• Instruction:
Look through the data below and report how many lines include "今日贡献". Only the number should be given.
**** Data in this exercise ****
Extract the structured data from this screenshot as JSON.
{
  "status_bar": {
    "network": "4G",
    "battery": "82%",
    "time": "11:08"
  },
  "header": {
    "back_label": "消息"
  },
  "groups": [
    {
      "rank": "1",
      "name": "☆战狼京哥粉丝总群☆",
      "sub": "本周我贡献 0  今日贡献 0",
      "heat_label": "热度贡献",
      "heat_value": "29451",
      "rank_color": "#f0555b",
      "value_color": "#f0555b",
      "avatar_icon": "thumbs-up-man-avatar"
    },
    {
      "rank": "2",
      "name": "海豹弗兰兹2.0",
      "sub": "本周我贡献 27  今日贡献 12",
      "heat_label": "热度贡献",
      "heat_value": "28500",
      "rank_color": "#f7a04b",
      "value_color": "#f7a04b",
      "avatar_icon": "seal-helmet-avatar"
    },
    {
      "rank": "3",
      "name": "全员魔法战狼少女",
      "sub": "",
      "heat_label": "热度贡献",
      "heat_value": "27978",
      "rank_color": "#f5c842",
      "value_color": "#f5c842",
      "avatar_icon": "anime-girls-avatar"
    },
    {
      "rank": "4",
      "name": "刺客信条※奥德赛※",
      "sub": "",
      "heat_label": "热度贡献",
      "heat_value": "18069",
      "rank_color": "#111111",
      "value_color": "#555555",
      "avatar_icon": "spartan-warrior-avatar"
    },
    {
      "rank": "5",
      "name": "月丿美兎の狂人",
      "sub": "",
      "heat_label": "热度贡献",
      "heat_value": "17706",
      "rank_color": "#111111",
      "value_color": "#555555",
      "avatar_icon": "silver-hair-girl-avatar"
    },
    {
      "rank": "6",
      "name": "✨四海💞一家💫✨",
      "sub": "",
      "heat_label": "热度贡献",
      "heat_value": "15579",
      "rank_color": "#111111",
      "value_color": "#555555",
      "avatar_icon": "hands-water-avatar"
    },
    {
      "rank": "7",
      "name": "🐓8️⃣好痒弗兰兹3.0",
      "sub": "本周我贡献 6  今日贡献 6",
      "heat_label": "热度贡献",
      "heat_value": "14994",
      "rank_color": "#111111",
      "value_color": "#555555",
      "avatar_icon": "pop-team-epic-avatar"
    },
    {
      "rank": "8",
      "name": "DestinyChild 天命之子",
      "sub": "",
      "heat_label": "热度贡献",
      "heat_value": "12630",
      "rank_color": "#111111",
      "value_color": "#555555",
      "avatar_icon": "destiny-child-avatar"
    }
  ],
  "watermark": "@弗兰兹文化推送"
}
****
• The answer:
3